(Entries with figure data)

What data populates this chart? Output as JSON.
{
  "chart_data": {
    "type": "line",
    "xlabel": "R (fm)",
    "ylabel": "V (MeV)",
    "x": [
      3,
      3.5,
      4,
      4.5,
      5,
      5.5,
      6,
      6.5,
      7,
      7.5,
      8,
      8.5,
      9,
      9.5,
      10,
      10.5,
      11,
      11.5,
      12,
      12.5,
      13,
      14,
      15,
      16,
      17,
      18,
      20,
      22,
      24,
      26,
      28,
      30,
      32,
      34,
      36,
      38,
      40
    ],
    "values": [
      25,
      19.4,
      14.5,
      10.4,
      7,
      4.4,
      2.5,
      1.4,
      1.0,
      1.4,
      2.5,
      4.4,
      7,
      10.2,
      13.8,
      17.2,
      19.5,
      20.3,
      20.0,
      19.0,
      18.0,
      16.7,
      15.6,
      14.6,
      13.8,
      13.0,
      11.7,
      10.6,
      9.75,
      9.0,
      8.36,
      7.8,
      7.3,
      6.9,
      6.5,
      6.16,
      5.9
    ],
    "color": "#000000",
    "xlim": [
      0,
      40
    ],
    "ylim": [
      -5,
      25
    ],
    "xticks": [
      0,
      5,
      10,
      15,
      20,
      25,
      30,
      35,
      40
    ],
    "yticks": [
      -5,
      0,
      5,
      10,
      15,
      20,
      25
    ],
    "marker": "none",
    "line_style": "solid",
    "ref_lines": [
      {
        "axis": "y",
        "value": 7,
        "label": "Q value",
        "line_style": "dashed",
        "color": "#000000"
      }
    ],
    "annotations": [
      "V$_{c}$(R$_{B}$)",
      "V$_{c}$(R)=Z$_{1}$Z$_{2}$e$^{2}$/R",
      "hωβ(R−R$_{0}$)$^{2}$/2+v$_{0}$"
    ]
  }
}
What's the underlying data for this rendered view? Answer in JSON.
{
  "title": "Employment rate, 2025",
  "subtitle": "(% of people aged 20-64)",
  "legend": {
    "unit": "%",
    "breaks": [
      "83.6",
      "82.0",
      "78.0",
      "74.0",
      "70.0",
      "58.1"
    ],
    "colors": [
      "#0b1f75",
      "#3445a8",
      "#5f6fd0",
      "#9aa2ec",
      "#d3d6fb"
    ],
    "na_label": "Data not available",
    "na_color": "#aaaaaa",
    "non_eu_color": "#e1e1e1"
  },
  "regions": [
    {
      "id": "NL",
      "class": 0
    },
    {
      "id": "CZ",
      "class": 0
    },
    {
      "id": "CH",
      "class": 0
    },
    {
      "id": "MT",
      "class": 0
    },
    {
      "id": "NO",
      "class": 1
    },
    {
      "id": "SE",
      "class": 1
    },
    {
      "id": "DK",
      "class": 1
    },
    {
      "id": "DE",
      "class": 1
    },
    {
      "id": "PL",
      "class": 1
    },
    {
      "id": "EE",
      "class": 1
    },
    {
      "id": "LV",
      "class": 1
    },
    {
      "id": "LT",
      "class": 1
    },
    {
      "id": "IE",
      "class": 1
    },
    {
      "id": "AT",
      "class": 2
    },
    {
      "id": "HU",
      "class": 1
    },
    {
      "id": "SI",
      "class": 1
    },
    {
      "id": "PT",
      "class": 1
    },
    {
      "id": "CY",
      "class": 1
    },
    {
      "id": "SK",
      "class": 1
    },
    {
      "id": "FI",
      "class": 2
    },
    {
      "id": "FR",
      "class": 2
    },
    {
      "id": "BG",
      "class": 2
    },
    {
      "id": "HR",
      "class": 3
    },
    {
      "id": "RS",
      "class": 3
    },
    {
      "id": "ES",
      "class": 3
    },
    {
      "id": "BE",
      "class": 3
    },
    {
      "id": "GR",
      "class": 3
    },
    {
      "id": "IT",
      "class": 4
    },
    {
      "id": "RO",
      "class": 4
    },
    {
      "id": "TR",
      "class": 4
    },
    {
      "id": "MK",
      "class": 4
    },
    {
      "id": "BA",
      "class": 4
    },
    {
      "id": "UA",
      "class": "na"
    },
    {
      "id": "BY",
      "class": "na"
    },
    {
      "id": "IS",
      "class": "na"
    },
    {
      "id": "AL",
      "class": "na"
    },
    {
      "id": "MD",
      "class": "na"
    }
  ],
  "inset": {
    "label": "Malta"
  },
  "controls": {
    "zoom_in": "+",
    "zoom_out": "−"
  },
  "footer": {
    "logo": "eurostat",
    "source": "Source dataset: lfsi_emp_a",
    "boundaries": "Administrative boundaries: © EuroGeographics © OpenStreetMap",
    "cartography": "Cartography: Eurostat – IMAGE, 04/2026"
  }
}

## DIRECTIVE
Each line of the listing should be echoed back exactly.

## TASK SOLUTION
What data populates this chart? Output as JSON.
{
  "chart_data": {
    "type": "line",
    "xlabel": "R (fm)",
    "ylabel": "V (MeV)",
    "x": [
      3,
      3.5,
      4,
      4.5,
      5,
      5.5,
      6,
      6.5,
      7,
      7.5,
      8,
      8.5,
      9,
      9.5,
      10,
      10.5,
      11,
      11.5,
      12,
      12.5,
      13,
      14,
      15,
      16,
      17,
      18,
      20,
      22,
      24,
      26,
      28,
      30,
      32,
      34,
      36,
      38,
      40
    ],
    "values": [
      25,
      19.4,
      14.5,
      10.4,
      7,
      4.4,
      2.5,
      1.4,
      1.0,
      1.4,
      2.5,
      4.4,
      7,
      10.2,
      13.8,
      17.2,
      19.5,
      20.3,
      20.0,
      19.0,
      18.0,
      16.7,
      15.6,
      14.6,
      13.8,
      13.0,
      11.7,
      10.6,
      9.75,
      9.0,
      8.36,
      7.8,
      7.3,
      6.9,
      6.5,
      6.16,
      5.9
    ],
    "color": "#000000",
    "xlim": [
      0,
      40
    ],
    "ylim": [
      -5,
      25
    ],
    "xticks": [
      0,
      5,
      10,
      15,
      20,
      25,
      30,
      35,
      40
    ],
    "yticks": [
      -5,
      0,
      5,
      10,
      15,
      20,
      25
    ],
    "marker": "none",
    "line_style": "solid",
    "ref_lines": [
      {
        "axis": "y",
        "value": 7,
        "label": "Q value",
        "line_style": "dashed",
        "color": "#000000"
      }
    ],
    "annotations": [
      "V$_{c}$(R$_{B}$)",
      "V$_{c}$(R)=Z$_{1}$Z$_{2}$e$^{2}$/R",
      "hωβ(R−R$_{0}$)$^{2}$/2+v$_{0}$"
    ]
  }
}
What's the underlying data for this rendered view? Answer in JSON.
{
  "title": "Employment rate, 2025",
  "subtitle": "(% of people aged 20-64)",
  "legend": {
    "unit": "%",
    "breaks": [
      "83.6",
      "82.0",
      "78.0",
      "74.0",
      "70.0",
      "58.1"
    ],
    "colors": [
      "#0b1f75",
      "#3445a8",
      "#5f6fd0",
      "#9aa2ec",
      "#d3d6fb"
    ],
    "na_label": "Data not available",
    "na_color": "#aaaaaa",
    "non_eu_color": "#e1e1e1"
  },
  "regions": [
    {
      "id": "NL",
      "class": 0
    },
    {
      "id": "CZ",
      "class": 0
    },
    {
      "id": "CH",
      "class": 0
    },
    {
      "id": "MT",
      "class": 0
    },
    {
      "id": "NO",
      "class": 1
    },
    {
      "id": "SE",
      "class": 1
    },
    {
      "id": "DK",
      "class": 1
    },
    {
      "id": "DE",
      "class": 1
    },
    {
      "id": "PL",
      "class": 1
    },
    {
      "id": "EE",
      "class": 1
    },
    {
      "id": "LV",
      "class": 1
    },
    {
      "id": "LT",
      "class": 1
    },
    {
      "id": "IE",
      "class": 1
    },
    {
      "id": "AT",
      "class": 2
    },
    {
      "id": "HU",
      "class": 1
    },
    {
      "id": "SI",
      "class": 1
    },
    {
      "id": "PT",
      "class": 1
    },
    {
      "id": "CY",
      "class": 1
    },
    {
      "id": "SK",
      "class": 1
    },
    {
      "id": "FI",
      "class": 2
    },
    {
      "id": "FR",
      "class": 2
    },
    {
      "id": "BG",
      "class": 2
    },
    {
      "id": "HR",
      "class": 3
    },
    {
      "id": "RS",
      "class": 3
    },
    {
      "id": "ES",
      "class": 3
    },
    {
      "id": "BE",
      "class": 3
    },
    {
      "id": "GR",
      "class": 3
    },
    {
      "id": "IT",
      "class": 4
    },
    {
      "id": "RO",
      "class": 4
    },
    {
      "id": "TR",
      "class": 4
    },
    {
      "id": "MK",
      "class": 4
    },
    {
      "id": "BA",
      "class": 4
    },
    {
      "id": "UA",
      "class": "na"
    },
    {
      "id": "BY",
      "class": "na"
    },
    {
      "id": "IS",
      "class": "na"
    },
    {
      "id": "AL",
      "class": "na"
    },
    {
      "id": "MD",
      "class": "na"
    }
  ],
  "inset": {
    "label": "Malta"
  },
  "controls": {
    "zoom_in": "+",
    "zoom_out": "−"
  },
  "footer": {
    "logo": "eurostat",
    "source": "Source dataset: lfsi_emp_a",
    "boundaries": "Administrative boundaries: © EuroGeographics © OpenStreetMap",
    "cartography": "Cartography: Eurostat – IMAGE, 04/2026"
  }
}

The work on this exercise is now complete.